** start DATA LINES **
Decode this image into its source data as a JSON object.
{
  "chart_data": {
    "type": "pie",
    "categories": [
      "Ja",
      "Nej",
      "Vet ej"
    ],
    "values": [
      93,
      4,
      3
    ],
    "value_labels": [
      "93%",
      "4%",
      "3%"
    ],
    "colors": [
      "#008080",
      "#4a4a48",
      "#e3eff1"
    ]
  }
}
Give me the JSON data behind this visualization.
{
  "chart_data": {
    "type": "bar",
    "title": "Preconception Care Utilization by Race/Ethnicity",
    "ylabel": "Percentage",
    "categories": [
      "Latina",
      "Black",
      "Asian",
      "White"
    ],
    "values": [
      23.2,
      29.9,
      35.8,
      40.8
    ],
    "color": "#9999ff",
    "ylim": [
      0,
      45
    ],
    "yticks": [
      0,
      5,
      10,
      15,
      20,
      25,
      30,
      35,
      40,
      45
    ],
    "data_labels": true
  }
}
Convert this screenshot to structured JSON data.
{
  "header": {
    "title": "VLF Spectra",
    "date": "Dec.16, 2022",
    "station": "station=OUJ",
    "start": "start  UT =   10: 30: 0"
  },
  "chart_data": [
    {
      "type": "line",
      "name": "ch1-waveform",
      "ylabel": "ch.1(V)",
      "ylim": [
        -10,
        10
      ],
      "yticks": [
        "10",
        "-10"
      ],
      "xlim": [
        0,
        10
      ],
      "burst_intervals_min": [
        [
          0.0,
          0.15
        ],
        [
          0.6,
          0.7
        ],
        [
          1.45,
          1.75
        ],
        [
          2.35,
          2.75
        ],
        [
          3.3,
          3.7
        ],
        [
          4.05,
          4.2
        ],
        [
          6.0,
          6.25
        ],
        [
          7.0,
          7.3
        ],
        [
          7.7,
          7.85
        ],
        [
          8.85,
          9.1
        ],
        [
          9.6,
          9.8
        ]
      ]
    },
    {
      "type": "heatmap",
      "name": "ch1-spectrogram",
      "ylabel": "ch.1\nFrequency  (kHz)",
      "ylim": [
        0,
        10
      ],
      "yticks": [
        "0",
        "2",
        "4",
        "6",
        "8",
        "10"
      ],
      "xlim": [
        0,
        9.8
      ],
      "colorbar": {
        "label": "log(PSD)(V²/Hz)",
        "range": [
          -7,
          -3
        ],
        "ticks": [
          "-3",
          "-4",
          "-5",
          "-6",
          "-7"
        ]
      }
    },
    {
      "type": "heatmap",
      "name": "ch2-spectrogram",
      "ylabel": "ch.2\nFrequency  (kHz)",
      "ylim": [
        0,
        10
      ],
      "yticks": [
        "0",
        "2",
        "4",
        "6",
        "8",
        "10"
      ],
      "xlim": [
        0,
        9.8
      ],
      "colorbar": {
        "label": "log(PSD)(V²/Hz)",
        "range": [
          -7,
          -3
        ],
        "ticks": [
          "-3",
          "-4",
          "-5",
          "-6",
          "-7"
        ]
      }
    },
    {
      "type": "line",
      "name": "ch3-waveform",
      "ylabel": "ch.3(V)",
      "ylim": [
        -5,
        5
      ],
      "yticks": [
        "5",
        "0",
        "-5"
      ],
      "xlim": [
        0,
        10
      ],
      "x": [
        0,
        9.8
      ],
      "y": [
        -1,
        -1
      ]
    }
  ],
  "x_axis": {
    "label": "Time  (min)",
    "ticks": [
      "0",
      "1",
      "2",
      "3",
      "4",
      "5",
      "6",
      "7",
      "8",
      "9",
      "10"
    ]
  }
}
** end DATA LINES **
• **GIVEN INSTRUCTION**
Write out the full listing exactly as given.

• **CORRECT OUTPUT**
Decode this image into its source data as a JSON object.
{
  "chart_data": {
    "type": "pie",
    "categories": [
      "Ja",
      "Nej",
      "Vet ej"
    ],
    "values": [
      93,
      4,
      3
    ],
    "value_labels": [
      "93%",
      "4%",
      "3%"
    ],
    "colors": [
      "#008080",
      "#4a4a48",
      "#e3eff1"
    ]
  }
}
Give me the JSON data behind this visualization.
{
  "chart_data": {
    "type": "bar",
    "title": "Preconception Care Utilization by Race/Ethnicity",
    "ylabel": "Percentage",
    "categories": [
      "Latina",
      "Black",
      "Asian",
      "White"
    ],
    "values": [
      23.2,
      29.9,
      35.8,
      40.8
    ],
    "color": "#9999ff",
    "ylim": [
      0,
      45
    ],
    "yticks": [
      0,
      5,
      10,
      15,
      20,
      25,
      30,
      35,
      40,
      45
    ],
    "data_labels": true
  }
}
Convert this screenshot to structured JSON data.
{
  "header": {
    "title": "VLF Spectra",
    "date": "Dec.16, 2022",
    "station": "station=OUJ",
    "start": "start  UT =   10: 30: 0"
  },
  "chart_data": [
    {
      "type": "line",
      "name": "ch1-waveform",
      "ylabel": "ch.1(V)",
      "ylim": [
        -10,
        10
      ],
      "yticks": [
        "10",
        "-10"
      ],
      "xlim": [
        0,
        10
      ],
      "burst_intervals_min": [
        [
          0.0,
          0.15
        ],
        [
          0.6,
          0.7
        ],
        [
          1.45,
          1.75
        ],
        [
          2.35,
          2.75
        ],
        [
          3.3,
          3.7
        ],
        [
          4.05,
          4.2
        ],
        [
          6.0,
          6.25
        ],
        [
          7.0,
          7.3
        ],
        [
          7.7,
          7.85
        ],
        [
          8.85,
          9.1
        ],
        [
          9.6,
          9.8
        ]
      ]
    },
    {
      "type": "heatmap",
      "name": "ch1-spectrogram",
      "ylabel": "ch.1\nFrequency  (kHz)",
      "ylim": [
        0,
        10
      ],
      "yticks": [
        "0",
        "2",
        "4",
        "6",
        "8",
        "10"
      ],
      "xlim": [
        0,
        9.8
      ],
      "colorbar": {
        "label": "log(PSD)(V²/Hz)",
        "range": [
          -7,
          -3
        ],
        "ticks": [
          "-3",
          "-4",
          "-5",
          "-6",
          "-7"
        ]
      }
    },
    {
      "type": "heatmap",
      "name": "ch2-spectrogram",
      "ylabel": "ch.2\nFrequency  (kHz)",
      "ylim": [
        0,
        10
      ],
      "yticks": [
        "0",
        "2",
        "4",
        "6",
        "8",
        "10"
      ],
      "xlim": [
        0,
        9.8
      ],
      "colorbar": {
        "label": "log(PSD)(V²/Hz)",
        "range": [
          -7,
          -3
        ],
        "ticks": [
          "-3",
          "-4",
          "-5",
          "-6",
          "-7"
        ]
      }
    },
    {
      "type": "line",
      "name": "ch3-waveform",
      "ylabel": "ch.3(V)",
      "ylim": [
        -5,
        5
      ],
      "yticks": [
        "5",
        "0",
        "-5"
      ],
      "xlim": [
        0,
        10
      ],
      "x": [
        0,
        9.8
      ],
      "y": [
        -1,
        -1
      ]
    }
  ],
  "x_axis": {
    "label": "Time  (min)",
    "ticks": [
      "0",
      "1",
      "2",
      "3",
      "4",
      "5",
      "6",
      "7",
      "8",
      "9",
      "10"
    ]
  }
}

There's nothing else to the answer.